Images are not part of the copy; write out the rest of the data exactly as given.
-=-=-
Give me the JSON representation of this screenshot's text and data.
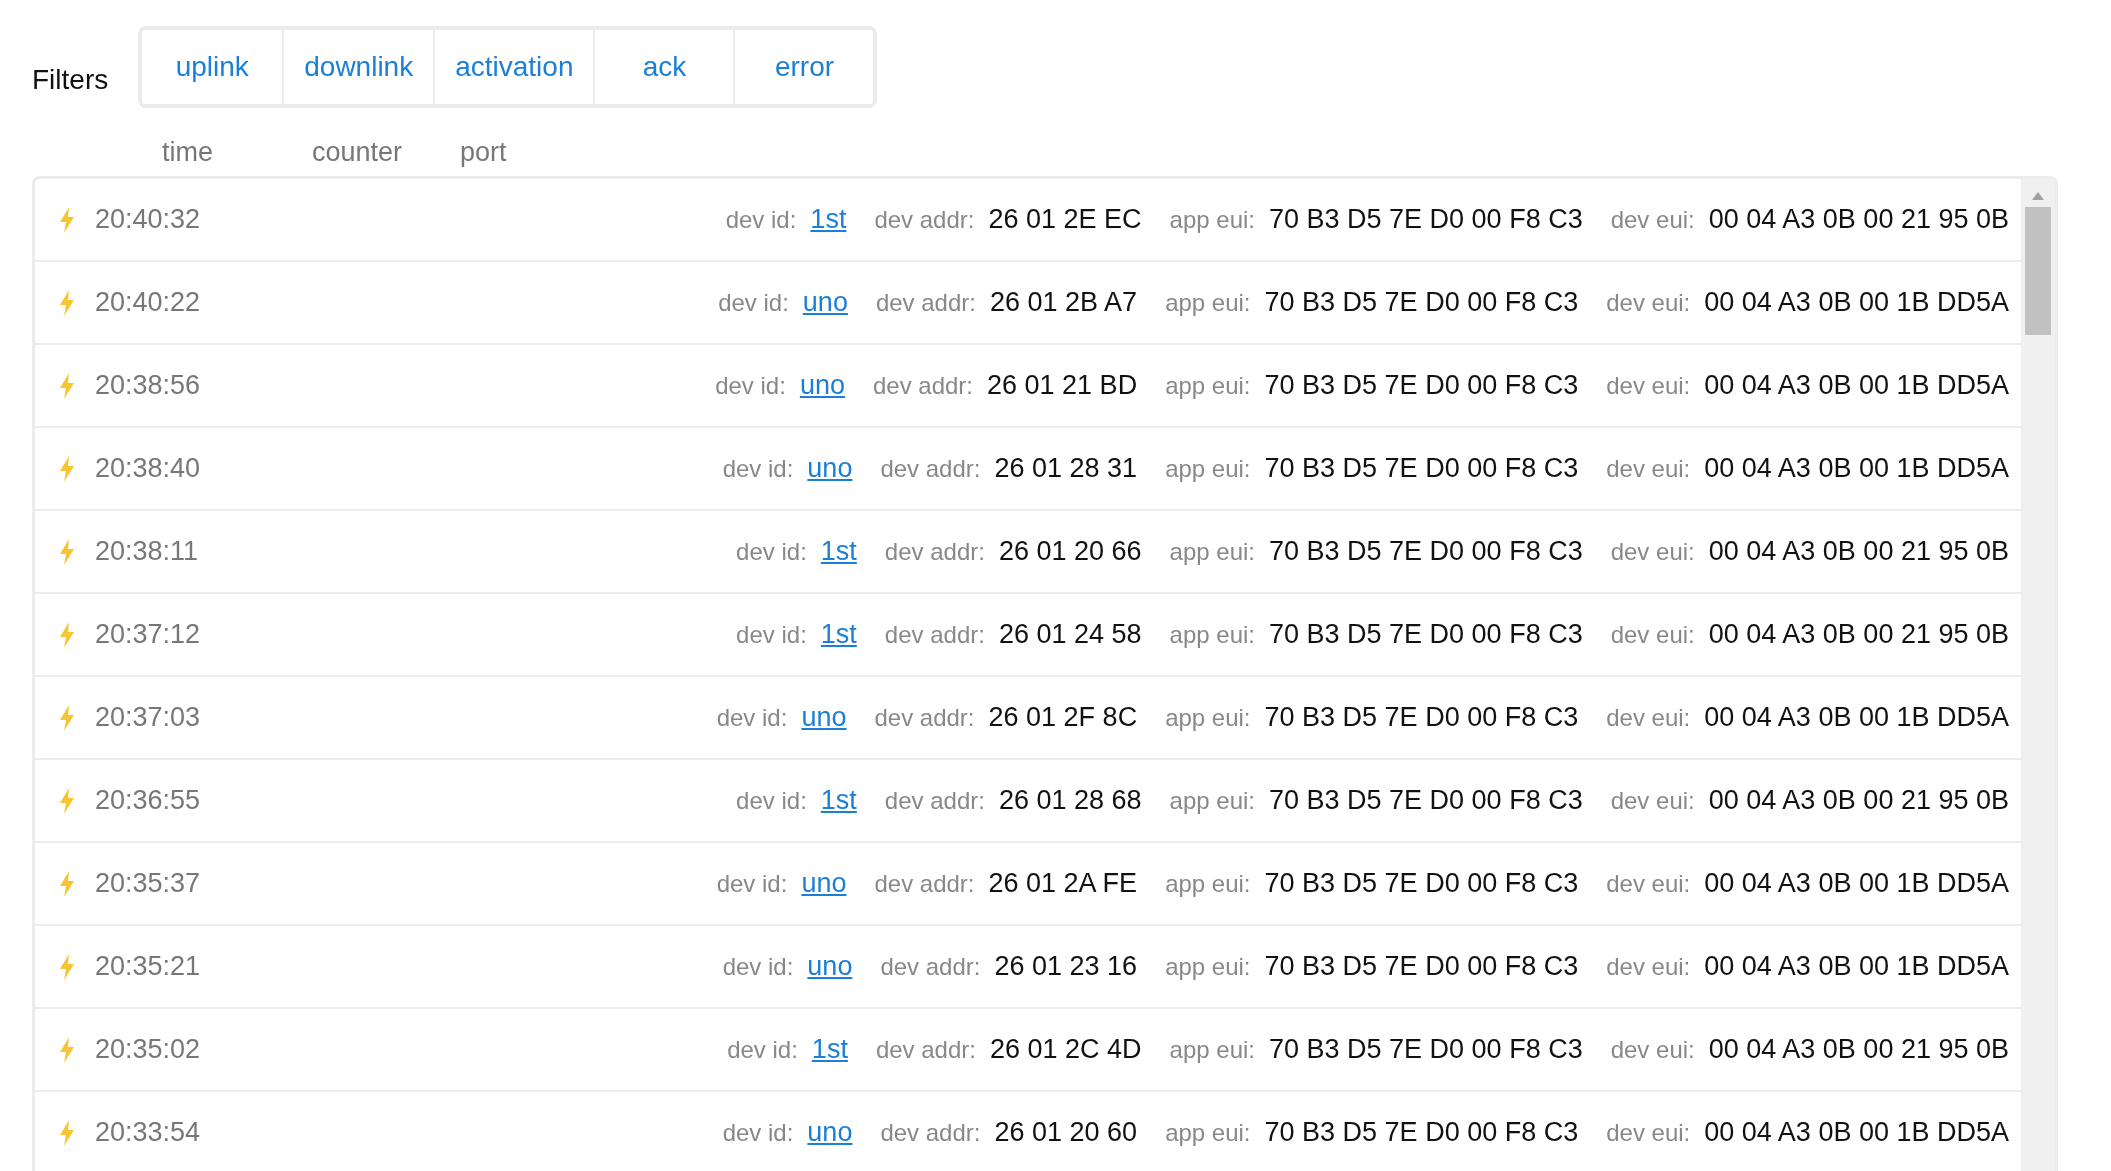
{
  "filters": {
    "label": "Filters",
    "buttons": [
      "uplink",
      "downlink",
      "activation",
      "ack",
      "error"
    ]
  },
  "columns": [
    "time",
    "counter",
    "port"
  ],
  "rows": [
    {
      "time": "20:40:32",
      "fields": [
        {
          "kind": "link",
          "label": "dev id:",
          "value": "1st"
        },
        {
          "kind": "text",
          "label": "dev addr:",
          "value": "26 01 2E EC"
        },
        {
          "kind": "text",
          "label": "app eui:",
          "value": "70 B3 D5 7E D0 00 F8 C3"
        },
        {
          "kind": "text",
          "label": "dev eui:",
          "value": "00 04 A3 0B 00 21 95 0B"
        }
      ]
    },
    {
      "time": "20:40:22",
      "fields": [
        {
          "kind": "link",
          "label": "dev id:",
          "value": "uno"
        },
        {
          "kind": "text",
          "label": "dev addr:",
          "value": "26 01 2B A7"
        },
        {
          "kind": "text",
          "label": "app eui:",
          "value": "70 B3 D5 7E D0 00 F8 C3"
        },
        {
          "kind": "text",
          "label": "dev eui:",
          "value": "00 04 A3 0B 00 1B DD5A"
        }
      ]
    },
    {
      "time": "20:38:56",
      "fields": [
        {
          "kind": "link",
          "label": "dev id:",
          "value": "uno"
        },
        {
          "kind": "text",
          "label": "dev addr:",
          "value": "26 01 21 BD"
        },
        {
          "kind": "text",
          "label": "app eui:",
          "value": "70 B3 D5 7E D0 00 F8 C3"
        },
        {
          "kind": "text",
          "label": "dev eui:",
          "value": "00 04 A3 0B 00 1B DD5A"
        }
      ]
    },
    {
      "time": "20:38:40",
      "fields": [
        {
          "kind": "link",
          "label": "dev id:",
          "value": "uno"
        },
        {
          "kind": "text",
          "label": "dev addr:",
          "value": "26 01 28 31"
        },
        {
          "kind": "text",
          "label": "app eui:",
          "value": "70 B3 D5 7E D0 00 F8 C3"
        },
        {
          "kind": "text",
          "label": "dev eui:",
          "value": "00 04 A3 0B 00 1B DD5A"
        }
      ]
    },
    {
      "time": "20:38:11",
      "fields": [
        {
          "kind": "link",
          "label": "dev id:",
          "value": "1st"
        },
        {
          "kind": "text",
          "label": "dev addr:",
          "value": "26 01 20 66"
        },
        {
          "kind": "text",
          "label": "app eui:",
          "value": "70 B3 D5 7E D0 00 F8 C3"
        },
        {
          "kind": "text",
          "label": "dev eui:",
          "value": "00 04 A3 0B 00 21 95 0B"
        }
      ]
    },
    {
      "time": "20:37:12",
      "fields": [
        {
          "kind": "link",
          "label": "dev id:",
          "value": "1st"
        },
        {
          "kind": "text",
          "label": "dev addr:",
          "value": "26 01 24 58"
        },
        {
          "kind": "text",
          "label": "app eui:",
          "value": "70 B3 D5 7E D0 00 F8 C3"
        },
        {
          "kind": "text",
          "label": "dev eui:",
          "value": "00 04 A3 0B 00 21 95 0B"
        }
      ]
    },
    {
      "time": "20:37:03",
      "fields": [
        {
          "kind": "link",
          "label": "dev id:",
          "value": "uno"
        },
        {
          "kind": "text",
          "label": "dev addr:",
          "value": "26 01 2F 8C"
        },
        {
          "kind": "text",
          "label": "app eui:",
          "value": "70 B3 D5 7E D0 00 F8 C3"
        },
        {
          "kind": "text",
          "label": "dev eui:",
          "value": "00 04 A3 0B 00 1B DD5A"
        }
      ]
    },
    {
      "time": "20:36:55",
      "fields": [
        {
          "kind": "link",
          "label": "dev id:",
          "value": "1st"
        },
        {
          "kind": "text",
          "label": "dev addr:",
          "value": "26 01 28 68"
        },
        {
          "kind": "text",
          "label": "app eui:",
          "value": "70 B3 D5 7E D0 00 F8 C3"
        },
        {
          "kind": "text",
          "label": "dev eui:",
          "value": "00 04 A3 0B 00 21 95 0B"
        }
      ]
    },
    {
      "time": "20:35:37",
      "fields": [
        {
          "kind": "link",
          "label": "dev id:",
          "value": "uno"
        },
        {
          "kind": "text",
          "label": "dev addr:",
          "value": "26 01 2A FE"
        },
        {
          "kind": "text",
          "label": "app eui:",
          "value": "70 B3 D5 7E D0 00 F8 C3"
        },
        {
          "kind": "text",
          "label": "dev eui:",
          "value": "00 04 A3 0B 00 1B DD5A"
        }
      ]
    },
    {
      "time": "20:35:21",
      "fields": [
        {
          "kind": "link",
          "label": "dev id:",
          "value": "uno"
        },
        {
          "kind": "text",
          "label": "dev addr:",
          "value": "26 01 23 16"
        },
        {
          "kind": "text",
          "label": "app eui:",
          "value": "70 B3 D5 7E D0 00 F8 C3"
        },
        {
          "kind": "text",
          "label": "dev eui:",
          "value": "00 04 A3 0B 00 1B DD5A"
        }
      ]
    },
    {
      "time": "20:35:02",
      "fields": [
        {
          "kind": "link",
          "label": "dev id:",
          "value": "1st"
        },
        {
          "kind": "text",
          "label": "dev addr:",
          "value": "26 01 2C 4D"
        },
        {
          "kind": "text",
          "label": "app eui:",
          "value": "70 B3 D5 7E D0 00 F8 C3"
        },
        {
          "kind": "text",
          "label": "dev eui:",
          "value": "00 04 A3 0B 00 21 95 0B"
        }
      ]
    },
    {
      "time": "20:33:54",
      "fields": [
        {
          "kind": "link",
          "label": "dev id:",
          "value": "uno"
        },
        {
          "kind": "text",
          "label": "dev addr:",
          "value": "26 01 20 60"
        },
        {
          "kind": "text",
          "label": "app eui:",
          "value": "70 B3 D5 7E D0 00 F8 C3"
        },
        {
          "kind": "text",
          "label": "dev eui:",
          "value": "00 04 A3 0B 00 1B DD5A"
        }
      ]
    }
  ]
}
-=-=-
◆ **ANSWER TO THE EXERCISE**:
Give me the JSON representation of this screenshot's text and data.
{
  "filters": {
    "label": "Filters",
    "buttons": [
      "uplink",
      "downlink",
      "activation",
      "ack",
      "error"
    ]
  },
  "columns": [
    "time",
    "counter",
    "port"
  ],
  "rows": [
    {
      "time": "20:40:32",
      "fields": [
        {
          "kind": "link",
          "label": "dev id:",
          "value": "1st"
        },
        {
          "kind": "text",
          "label": "dev addr:",
          "value": "26 01 2E EC"
        },
        {
          "kind": "text",
          "label": "app eui:",
          "value": "70 B3 D5 7E D0 00 F8 C3"
        },
        {
          "kind": "text",
          "label": "dev eui:",
          "value": "00 04 A3 0B 00 21 95 0B"
        }
      ]
    },
    {
      "time": "20:40:22",
      "fields": [
        {
          "kind": "link",
          "label": "dev id:",
          "value": "uno"
        },
        {
          "kind": "text",
          "label": "dev addr:",
          "value": "26 01 2B A7"
        },
        {
          "kind": "text",
          "label": "app eui:",
          "value": "70 B3 D5 7E D0 00 F8 C3"
        },
        {
          "kind": "text",
          "label": "dev eui:",
          "value": "00 04 A3 0B 00 1B DD5A"
        }
      ]
    },
    {
      "time": "20:38:56",
      "fields": [
        {
          "kind": "link",
          "label": "dev id:",
          "value": "uno"
        },
        {
          "kind": "text",
          "label": "dev addr:",
          "value": "26 01 21 BD"
        },
        {
          "kind": "text",
          "label": "app eui:",
          "value": "70 B3 D5 7E D0 00 F8 C3"
        },
        {
          "kind": "text",
          "label": "dev eui:",
          "value": "00 04 A3 0B 00 1B DD5A"
        }
      ]
    },
    {
      "time": "20:38:40",
      "fields": [
        {
          "kind": "link",
          "label": "dev id:",
          "value": "uno"
        },
        {
          "kind": "text",
          "label": "dev addr:",
          "value": "26 01 28 31"
        },
        {
          "kind": "text",
          "label": "app eui:",
          "value": "70 B3 D5 7E D0 00 F8 C3"
        },
        {
          "kind": "text",
          "label": "dev eui:",
          "value": "00 04 A3 0B 00 1B DD5A"
        }
      ]
    },
    {
      "time": "20:38:11",
      "fields": [
        {
          "kind": "link",
          "label": "dev id:",
          "value": "1st"
        },
        {
          "kind": "text",
          "label": "dev addr:",
          "value": "26 01 20 66"
        },
        {
          "kind": "text",
          "label": "app eui:",
          "value": "70 B3 D5 7E D0 00 F8 C3"
        },
        {
          "kind": "text",
          "label": "dev eui:",
          "value": "00 04 A3 0B 00 21 95 0B"
        }
      ]
    },
    {
      "time": "20:37:12",
      "fields": [
        {
          "kind": "link",
          "label": "dev id:",
          "value": "1st"
        },
        {
          "kind": "text",
          "label": "dev addr:",
          "value": "26 01 24 58"
        },
        {
          "kind": "text",
          "label": "app eui:",
          "value": "70 B3 D5 7E D0 00 F8 C3"
        },
        {
          "kind": "text",
          "label": "dev eui:",
          "value": "00 04 A3 0B 00 21 95 0B"
        }
      ]
    },
    {
      "time": "20:37:03",
      "fields": [
        {
          "kind": "link",
          "label": "dev id:",
          "value": "uno"
        },
        {
          "kind": "text",
          "label": "dev addr:",
          "value": "26 01 2F 8C"
        },
        {
          "kind": "text",
          "label": "app eui:",
          "value": "70 B3 D5 7E D0 00 F8 C3"
        },
        {
          "kind": "text",
          "label": "dev eui:",
          "value": "00 04 A3 0B 00 1B DD5A"
        }
      ]
    },
    {
      "time": "20:36:55",
      "fields": [
        {
          "kind": "link",
          "label": "dev id:",
          "value": "1st"
        },
        {
          "kind": "text",
          "label": "dev addr:",
          "value": "26 01 28 68"
        },
        {
          "kind": "text",
          "label": "app eui:",
          "value": "70 B3 D5 7E D0 00 F8 C3"
        },
        {
          "kind": "text",
          "label": "dev eui:",
          "value": "00 04 A3 0B 00 21 95 0B"
        }
      ]
    },
    {
      "time": "20:35:37",
      "fields": [
        {
          "kind": "link",
          "label": "dev id:",
          "value": "uno"
        },
        {
          "kind": "text",
          "label": "dev addr:",
          "value": "26 01 2A FE"
        },
        {
          "kind": "text",
          "label": "app eui:",
          "value": "70 B3 D5 7E D0 00 F8 C3"
        },
        {
          "kind": "text",
          "label": "dev eui:",
          "value": "00 04 A3 0B 00 1B DD5A"
        }
      ]
    },
    {
      "time": "20:35:21",
      "fields": [
        {
          "kind": "link",
          "label": "dev id:",
          "value": "uno"
        },
        {
          "kind": "text",
          "label": "dev addr:",
          "value": "26 01 23 16"
        },
        {
          "kind": "text",
          "label": "app eui:",
          "value": "70 B3 D5 7E D0 00 F8 C3"
        },
        {
          "kind": "text",
          "label": "dev eui:",
          "value": "00 04 A3 0B 00 1B DD5A"
        }
      ]
    },
    {
      "time": "20:35:02",
      "fields": [
        {
          "kind": "link",
          "label": "dev id:",
          "value": "1st"
        },
        {
          "kind": "text",
          "label": "dev addr:",
          "value": "26 01 2C 4D"
        },
        {
          "kind": "text",
          "label": "app eui:",
          "value": "70 B3 D5 7E D0 00 F8 C3"
        },
        {
          "kind": "text",
          "label": "dev eui:",
          "value": "00 04 A3 0B 00 21 95 0B"
        }
      ]
    },
    {
      "time": "20:33:54",
      "fields": [
        {
          "kind": "link",
          "label": "dev id:",
          "value": "uno"
        },
        {
          "kind": "text",
          "label": "dev addr:",
          "value": "26 01 20 60"
        },
        {
          "kind": "text",
          "label": "app eui:",
          "value": "70 B3 D5 7E D0 00 F8 C3"
        },
        {
          "kind": "text",
          "label": "dev eui:",
          "value": "00 04 A3 0B 00 1B DD5A"
        }
      ]
    }
  ]
}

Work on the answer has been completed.